> DIRECTION
Your task is to print all of the data word for word.

▶

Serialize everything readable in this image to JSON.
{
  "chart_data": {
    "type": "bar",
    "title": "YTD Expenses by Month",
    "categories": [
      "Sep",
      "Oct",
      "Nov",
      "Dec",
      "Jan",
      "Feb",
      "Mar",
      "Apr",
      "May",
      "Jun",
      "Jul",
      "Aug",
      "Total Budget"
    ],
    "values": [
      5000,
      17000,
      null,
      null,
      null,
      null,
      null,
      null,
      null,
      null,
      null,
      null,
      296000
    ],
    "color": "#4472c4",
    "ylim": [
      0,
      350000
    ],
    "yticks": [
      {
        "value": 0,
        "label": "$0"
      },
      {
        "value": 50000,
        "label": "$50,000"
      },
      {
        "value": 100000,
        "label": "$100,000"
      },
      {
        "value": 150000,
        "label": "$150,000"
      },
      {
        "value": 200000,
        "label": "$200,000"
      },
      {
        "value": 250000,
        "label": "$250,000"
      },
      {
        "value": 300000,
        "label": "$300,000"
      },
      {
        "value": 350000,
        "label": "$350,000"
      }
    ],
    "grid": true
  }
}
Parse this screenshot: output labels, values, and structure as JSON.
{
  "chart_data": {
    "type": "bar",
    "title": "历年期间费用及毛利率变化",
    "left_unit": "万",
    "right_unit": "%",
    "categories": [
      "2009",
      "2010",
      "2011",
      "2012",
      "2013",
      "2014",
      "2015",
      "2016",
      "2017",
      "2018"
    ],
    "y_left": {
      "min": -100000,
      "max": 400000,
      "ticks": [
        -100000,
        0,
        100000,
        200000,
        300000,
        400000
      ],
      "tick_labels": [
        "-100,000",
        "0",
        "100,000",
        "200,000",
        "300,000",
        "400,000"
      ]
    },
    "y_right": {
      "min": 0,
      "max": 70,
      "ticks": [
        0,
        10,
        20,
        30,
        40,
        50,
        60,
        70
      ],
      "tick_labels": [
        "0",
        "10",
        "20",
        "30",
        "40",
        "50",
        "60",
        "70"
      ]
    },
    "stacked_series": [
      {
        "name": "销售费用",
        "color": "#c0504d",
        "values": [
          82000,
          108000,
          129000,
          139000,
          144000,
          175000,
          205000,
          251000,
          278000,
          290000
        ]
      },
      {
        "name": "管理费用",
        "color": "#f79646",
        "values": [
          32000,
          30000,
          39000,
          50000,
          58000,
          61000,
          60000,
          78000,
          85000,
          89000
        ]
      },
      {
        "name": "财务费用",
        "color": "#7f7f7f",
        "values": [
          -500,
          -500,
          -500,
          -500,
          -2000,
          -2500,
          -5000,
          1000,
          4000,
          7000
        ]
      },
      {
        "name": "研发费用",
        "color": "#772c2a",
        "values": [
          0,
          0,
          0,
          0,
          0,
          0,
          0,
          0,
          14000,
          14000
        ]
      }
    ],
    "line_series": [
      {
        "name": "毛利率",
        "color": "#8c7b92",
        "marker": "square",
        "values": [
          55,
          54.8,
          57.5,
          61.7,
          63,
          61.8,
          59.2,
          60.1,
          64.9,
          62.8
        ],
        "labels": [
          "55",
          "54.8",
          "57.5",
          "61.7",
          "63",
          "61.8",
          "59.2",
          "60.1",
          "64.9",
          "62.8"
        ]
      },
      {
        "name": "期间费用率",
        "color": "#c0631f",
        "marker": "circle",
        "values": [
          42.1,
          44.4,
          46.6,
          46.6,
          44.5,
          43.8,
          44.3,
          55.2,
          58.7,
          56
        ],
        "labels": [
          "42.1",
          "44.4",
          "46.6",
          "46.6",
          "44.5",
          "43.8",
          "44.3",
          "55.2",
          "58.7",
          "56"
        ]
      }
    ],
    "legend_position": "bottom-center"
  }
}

◀

> OUTPUT FOR THIS TASK
Serialize everything readable in this image to JSON.
{
  "chart_data": {
    "type": "bar",
    "title": "YTD Expenses by Month",
    "categories": [
      "Sep",
      "Oct",
      "Nov",
      "Dec",
      "Jan",
      "Feb",
      "Mar",
      "Apr",
      "May",
      "Jun",
      "Jul",
      "Aug",
      "Total Budget"
    ],
    "values": [
      5000,
      17000,
      null,
      null,
      null,
      null,
      null,
      null,
      null,
      null,
      null,
      null,
      296000
    ],
    "color": "#4472c4",
    "ylim": [
      0,
      350000
    ],
    "yticks": [
      {
        "value": 0,
        "label": "$0"
      },
      {
        "value": 50000,
        "label": "$50,000"
      },
      {
        "value": 100000,
        "label": "$100,000"
      },
      {
        "value": 150000,
        "label": "$150,000"
      },
      {
        "value": 200000,
        "label": "$200,000"
      },
      {
        "value": 250000,
        "label": "$250,000"
      },
      {
        "value": 300000,
        "label": "$300,000"
      },
      {
        "value": 350000,
        "label": "$350,000"
      }
    ],
    "grid": true
  }
}
Parse this screenshot: output labels, values, and structure as JSON.
{
  "chart_data": {
    "type": "bar",
    "title": "历年期间费用及毛利率变化",
    "left_unit": "万",
    "right_unit": "%",
    "categories": [
      "2009",
      "2010",
      "2011",
      "2012",
      "2013",
      "2014",
      "2015",
      "2016",
      "2017",
      "2018"
    ],
    "y_left": {
      "min": -100000,
      "max": 400000,
      "ticks": [
        -100000,
        0,
        100000,
        200000,
        300000,
        400000
      ],
      "tick_labels": [
        "-100,000",
        "0",
        "100,000",
        "200,000",
        "300,000",
        "400,000"
      ]
    },
    "y_right": {
      "min": 0,
      "max": 70,
      "ticks": [
        0,
        10,
        20,
        30,
        40,
        50,
        60,
        70
      ],
      "tick_labels": [
        "0",
        "10",
        "20",
        "30",
        "40",
        "50",
        "60",
        "70"
      ]
    },
    "stacked_series": [
      {
        "name": "销售费用",
        "color": "#c0504d",
        "values": [
          82000,
          108000,
          129000,
          139000,
          144000,
          175000,
          205000,
          251000,
          278000,
          290000
        ]
      },
      {
        "name": "管理费用",
        "color": "#f79646",
        "values": [
          32000,
          30000,
          39000,
          50000,
          58000,
          61000,
          60000,
          78000,
          85000,
          89000
        ]
      },
      {
        "name": "财务费用",
        "color": "#7f7f7f",
        "values": [
          -500,
          -500,
          -500,
          -500,
          -2000,
          -2500,
          -5000,
          1000,
          4000,
          7000
        ]
      },
      {
        "name": "研发费用",
        "color": "#772c2a",
        "values": [
          0,
          0,
          0,
          0,
          0,
          0,
          0,
          0,
          14000,
          14000
        ]
      }
    ],
    "line_series": [
      {
        "name": "毛利率",
        "color": "#8c7b92",
        "marker": "square",
        "values": [
          55,
          54.8,
          57.5,
          61.7,
          63,
          61.8,
          59.2,
          60.1,
          64.9,
          62.8
        ],
        "labels": [
          "55",
          "54.8",
          "57.5",
          "61.7",
          "63",
          "61.8",
          "59.2",
          "60.1",
          "64.9",
          "62.8"
        ]
      },
      {
        "name": "期间费用率",
        "color": "#c0631f",
        "marker": "circle",
        "values": [
          42.1,
          44.4,
          46.6,
          46.6,
          44.5,
          43.8,
          44.3,
          55.2,
          58.7,
          56
        ],
        "labels": [
          "42.1",
          "44.4",
          "46.6",
          "46.6",
          "44.5",
          "43.8",
          "44.3",
          "55.2",
          "58.7",
          "56"
        ]
      }
    ],
    "legend_position": "bottom-center"
  }
}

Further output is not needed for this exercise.